* [Input material]
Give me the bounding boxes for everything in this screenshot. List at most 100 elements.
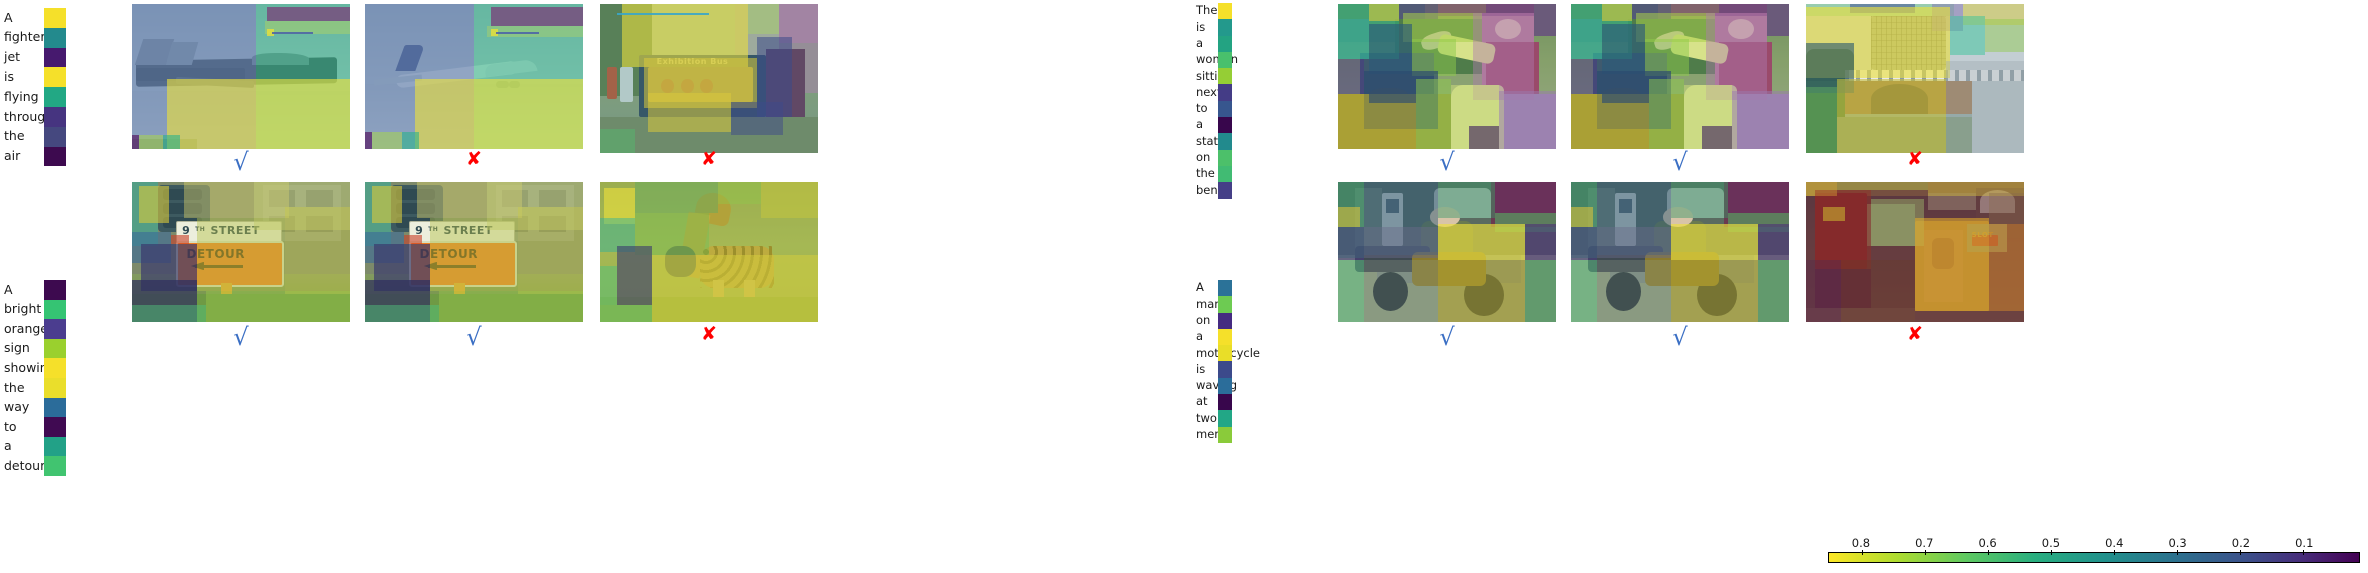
- attention-patch: [1338, 226, 1365, 261]
- caption-word: is: [4, 69, 14, 85]
- heatmap-layer: [1338, 4, 1556, 149]
- heatmap-layer: [600, 182, 818, 322]
- attention-patch: [1571, 260, 1598, 322]
- attention-patch: [439, 291, 583, 322]
- attention-overlay-image[interactable]: [1571, 4, 1789, 149]
- panel-gasholder-bridge[interactable]: [1806, 4, 2024, 153]
- attention-patch: [1758, 260, 1789, 322]
- colorbar-tick-mark: [2240, 550, 2242, 555]
- word-weight-swatch: [44, 338, 66, 359]
- attention-patch: [1823, 207, 1846, 222]
- word-weight-swatch: [44, 47, 66, 68]
- attention-overlay-image[interactable]: [365, 4, 583, 149]
- attention-overlay-image[interactable]: 9 TH STREET DETOUR: [365, 182, 583, 322]
- attention-patch: [617, 12, 709, 16]
- word-weight-swatch: [44, 27, 66, 48]
- attention-patch: [1758, 224, 1789, 261]
- colorbar-tick-mark: [2177, 550, 2179, 555]
- caption-word-list: Abright orange sign showing the way to a detour: [4, 280, 56, 476]
- colorbar-gradient: [1828, 550, 2360, 563]
- word-weight-swatch: [1218, 133, 1232, 150]
- attention-patch: [652, 254, 818, 322]
- attention-overlay-image[interactable]: [600, 182, 818, 322]
- attention-overlay-image[interactable]: 9 TH STREET DETOUR: [132, 182, 350, 322]
- caption-word: the: [4, 379, 25, 395]
- attention-patch: [730, 102, 784, 136]
- attention-overlay-image[interactable]: [1338, 182, 1556, 322]
- attention-patch: [1601, 4, 1633, 22]
- word-weight-swatch: [1218, 117, 1232, 134]
- caption-word: to: [4, 418, 17, 434]
- attention-overlay-image[interactable]: SLOT: [1806, 182, 2024, 322]
- caption-block-detour-sign: Abright orange sign showing the way to a detour: [4, 280, 66, 476]
- attention-patch: [1806, 260, 1841, 322]
- caption-weight-swatches: [44, 8, 66, 167]
- caption-word-list: Amanon amotorcycleis wavingattwo men: [1196, 280, 1260, 443]
- attention-patch: [647, 93, 731, 133]
- caption-weight-swatches: [1218, 3, 1232, 199]
- correct-mark-icon: √: [1672, 148, 1688, 176]
- caption-block-woman-statue: There is a woman sitting next to a statue on the be…: [1196, 3, 1238, 199]
- attention-patch: [1368, 102, 1417, 149]
- caption-word: is: [1196, 19, 1206, 34]
- panel-motorcycle-b[interactable]: [1571, 182, 1789, 322]
- colorbar-tick-labels: 0.8 0.7 0.6 0.5 0.4 0.3 0.2 0.1: [1828, 536, 2360, 552]
- colorbar-tick-label: 0.4: [2105, 536, 2124, 550]
- attention-patch: [1571, 93, 1602, 149]
- attention-colorbar: 0.8 0.7 0.6 0.5 0.4 0.3 0.2 0.1: [1828, 536, 2360, 563]
- panel-giraffe[interactable]: [600, 182, 818, 322]
- incorrect-mark-icon: ✘: [701, 323, 717, 345]
- colorbar-tick-mark: [1924, 550, 1926, 555]
- caption-weight-swatches: [1218, 280, 1232, 443]
- heatmap-layer: [600, 4, 818, 153]
- caption-word: fighter: [4, 29, 46, 45]
- caption-word: orange: [4, 320, 48, 336]
- panel-woman-statue-a[interactable]: [1338, 4, 1556, 149]
- attention-patch: [1403, 12, 1482, 42]
- caption-word: to: [1196, 101, 1208, 116]
- panel-detour-a[interactable]: 9 TH STREET DETOUR: [132, 182, 350, 322]
- attention-overlay-image[interactable]: Exhibition Bus: [600, 4, 818, 153]
- panel-fighter-jet[interactable]: [132, 4, 350, 149]
- heatmap-layer: [132, 182, 350, 322]
- panel-airliner[interactable]: [365, 4, 583, 149]
- word-weight-swatch: [1218, 51, 1232, 69]
- attention-patch: [197, 218, 285, 292]
- word-weight-swatch: [1218, 182, 1232, 199]
- attention-patch: [1806, 87, 1837, 153]
- attention-patch: [1468, 125, 1500, 149]
- attention-overlay-image[interactable]: [1571, 182, 1789, 322]
- word-weight-swatch: [44, 8, 66, 28]
- attention-overlay-image[interactable]: [1806, 4, 2024, 153]
- attention-patch: [1499, 91, 1556, 149]
- attention-patch: [138, 134, 163, 149]
- panel-detour-b[interactable]: 9 TH STREET DETOUR: [365, 182, 583, 322]
- caption-word: man: [1196, 296, 1222, 311]
- attention-patch: [1525, 224, 1556, 261]
- attention-overlay-image[interactable]: [132, 4, 350, 149]
- word-weight-swatch: [44, 280, 66, 300]
- incorrect-mark-icon: ✘: [701, 148, 717, 170]
- correct-mark-icon: √: [233, 323, 249, 351]
- panel-shop-interior[interactable]: SLOT: [1806, 182, 2024, 322]
- word-weight-swatch: [1218, 165, 1232, 183]
- word-weight-swatch: [1218, 410, 1232, 427]
- caption-word: the: [4, 128, 25, 144]
- attention-patch: [206, 291, 350, 322]
- correct-mark-icon: √: [233, 148, 249, 176]
- panel-woman-statue-b[interactable]: [1571, 4, 1789, 149]
- panel-motorcycle-a[interactable]: [1338, 182, 1556, 322]
- word-weight-swatch: [1218, 426, 1232, 443]
- colorbar-tick-mark: [2051, 550, 2053, 555]
- attention-patch: [271, 31, 313, 35]
- attention-patch: [617, 246, 653, 306]
- panel-exhibition-bus[interactable]: Exhibition Bus: [600, 4, 818, 153]
- attention-patch: [600, 129, 635, 153]
- caption-word: A: [4, 9, 13, 25]
- attention-patch: [1494, 182, 1556, 213]
- word-weight-swatch: [1218, 296, 1232, 313]
- attention-patch: [371, 186, 403, 223]
- attention-patch: [1989, 193, 2024, 224]
- attention-patch: [1338, 59, 1365, 94]
- attention-overlay-image[interactable]: [1338, 4, 1556, 149]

* [The problem] Can you repeat the data, unchanged, from the line containing "- attention-patch: [1338, 226, 1365, 261]" through the line containing "- attention-overlay-image[interactable]: [365, 4, 583, 149]"?

* [Task answer]
- attention-patch: [1338, 226, 1365, 261]
- caption-word: is: [4, 69, 14, 85]
- heatmap-layer: [1338, 4, 1556, 149]
- heatmap-layer: [600, 182, 818, 322]
- attention-patch: [1571, 260, 1598, 322]
- attention-patch: [439, 291, 583, 322]
- attention-overlay-image[interactable]: [1571, 4, 1789, 149]
- panel-gasholder-bridge[interactable]: [1806, 4, 2024, 153]
- attention-patch: [1758, 260, 1789, 322]
- colorbar-tick-mark: [2240, 550, 2242, 555]
- word-weight-swatch: [44, 338, 66, 359]
- attention-patch: [1823, 207, 1846, 222]
- word-weight-swatch: [44, 47, 66, 68]
- attention-overlay-image[interactable]: [365, 4, 583, 149]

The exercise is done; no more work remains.